— start ENTRIES PROVIDED —
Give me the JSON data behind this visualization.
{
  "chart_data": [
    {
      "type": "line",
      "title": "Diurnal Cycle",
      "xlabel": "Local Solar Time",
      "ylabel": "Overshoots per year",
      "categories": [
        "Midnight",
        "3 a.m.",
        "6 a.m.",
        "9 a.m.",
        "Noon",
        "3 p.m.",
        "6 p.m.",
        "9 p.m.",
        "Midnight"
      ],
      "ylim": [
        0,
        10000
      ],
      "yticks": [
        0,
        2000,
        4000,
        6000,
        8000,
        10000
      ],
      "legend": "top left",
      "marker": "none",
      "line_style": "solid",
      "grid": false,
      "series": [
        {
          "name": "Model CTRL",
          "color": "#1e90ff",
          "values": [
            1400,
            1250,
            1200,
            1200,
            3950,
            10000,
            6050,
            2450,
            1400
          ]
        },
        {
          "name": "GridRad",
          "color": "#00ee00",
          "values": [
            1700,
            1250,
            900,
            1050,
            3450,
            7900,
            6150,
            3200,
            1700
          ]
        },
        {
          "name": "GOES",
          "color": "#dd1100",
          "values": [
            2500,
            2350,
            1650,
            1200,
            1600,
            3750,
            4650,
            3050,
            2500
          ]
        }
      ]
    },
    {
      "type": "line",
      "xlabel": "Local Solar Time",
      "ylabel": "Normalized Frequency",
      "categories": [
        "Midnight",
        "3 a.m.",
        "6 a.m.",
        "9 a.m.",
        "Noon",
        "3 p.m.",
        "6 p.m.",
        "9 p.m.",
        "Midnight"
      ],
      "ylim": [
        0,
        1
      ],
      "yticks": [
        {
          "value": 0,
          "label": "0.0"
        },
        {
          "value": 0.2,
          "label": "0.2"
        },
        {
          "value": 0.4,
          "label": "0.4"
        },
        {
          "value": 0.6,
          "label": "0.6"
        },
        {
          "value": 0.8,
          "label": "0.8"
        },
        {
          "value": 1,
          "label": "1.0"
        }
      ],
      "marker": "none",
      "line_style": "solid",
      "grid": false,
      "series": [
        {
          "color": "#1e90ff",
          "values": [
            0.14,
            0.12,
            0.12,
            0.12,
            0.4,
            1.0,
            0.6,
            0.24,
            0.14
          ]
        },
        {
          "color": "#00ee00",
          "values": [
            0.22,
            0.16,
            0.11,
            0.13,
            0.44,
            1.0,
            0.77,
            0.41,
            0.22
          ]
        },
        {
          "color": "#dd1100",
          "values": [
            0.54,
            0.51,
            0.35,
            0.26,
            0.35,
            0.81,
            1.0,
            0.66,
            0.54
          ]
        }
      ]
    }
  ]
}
— end ENTRIES PROVIDED —
-- THE EXERCISE --
Recopy all the lines exactly as they appear.

-- WRITTEN RESPONSE --
Give me the JSON data behind this visualization.
{
  "chart_data": [
    {
      "type": "line",
      "title": "Diurnal Cycle",
      "xlabel": "Local Solar Time",
      "ylabel": "Overshoots per year",
      "categories": [
        "Midnight",
        "3 a.m.",
        "6 a.m.",
        "9 a.m.",
        "Noon",
        "3 p.m.",
        "6 p.m.",
        "9 p.m.",
        "Midnight"
      ],
      "ylim": [
        0,
        10000
      ],
      "yticks": [
        0,
        2000,
        4000,
        6000,
        8000,
        10000
      ],
      "legend": "top left",
      "marker": "none",
      "line_style": "solid",
      "grid": false,
      "series": [
        {
          "name": "Model CTRL",
          "color": "#1e90ff",
          "values": [
            1400,
            1250,
            1200,
            1200,
            3950,
            10000,
            6050,
            2450,
            1400
          ]
        },
        {
          "name": "GridRad",
          "color": "#00ee00",
          "values": [
            1700,
            1250,
            900,
            1050,
            3450,
            7900,
            6150,
            3200,
            1700
          ]
        },
        {
          "name": "GOES",
          "color": "#dd1100",
          "values": [
            2500,
            2350,
            1650,
            1200,
            1600,
            3750,
            4650,
            3050,
            2500
          ]
        }
      ]
    },
    {
      "type": "line",
      "xlabel": "Local Solar Time",
      "ylabel": "Normalized Frequency",
      "categories": [
        "Midnight",
        "3 a.m.",
        "6 a.m.",
        "9 a.m.",
        "Noon",
        "3 p.m.",
        "6 p.m.",
        "9 p.m.",
        "Midnight"
      ],
      "ylim": [
        0,
        1
      ],
      "yticks": [
        {
          "value": 0,
          "label": "0.0"
        },
        {
          "value": 0.2,
          "label": "0.2"
        },
        {
          "value": 0.4,
          "label": "0.4"
        },
        {
          "value": 0.6,
          "label": "0.6"
        },
        {
          "value": 0.8,
          "label": "0.8"
        },
        {
          "value": 1,
          "label": "1.0"
        }
      ],
      "marker": "none",
      "line_style": "solid",
      "grid": false,
      "series": [
        {
          "color": "#1e90ff",
          "values": [
            0.14,
            0.12,
            0.12,
            0.12,
            0.4,
            1.0,
            0.6,
            0.24,
            0.14
          ]
        },
        {
          "color": "#00ee00",
          "values": [
            0.22,
            0.16,
            0.11,
            0.13,
            0.44,
            1.0,
            0.77,
            0.41,
            0.22
          ]
        },
        {
          "color": "#dd1100",
          "values": [
            0.54,
            0.51,
            0.35,
            0.26,
            0.35,
            0.81,
            1.0,
            0.66,
            0.54
          ]
        }
      ]
    }
  ]
}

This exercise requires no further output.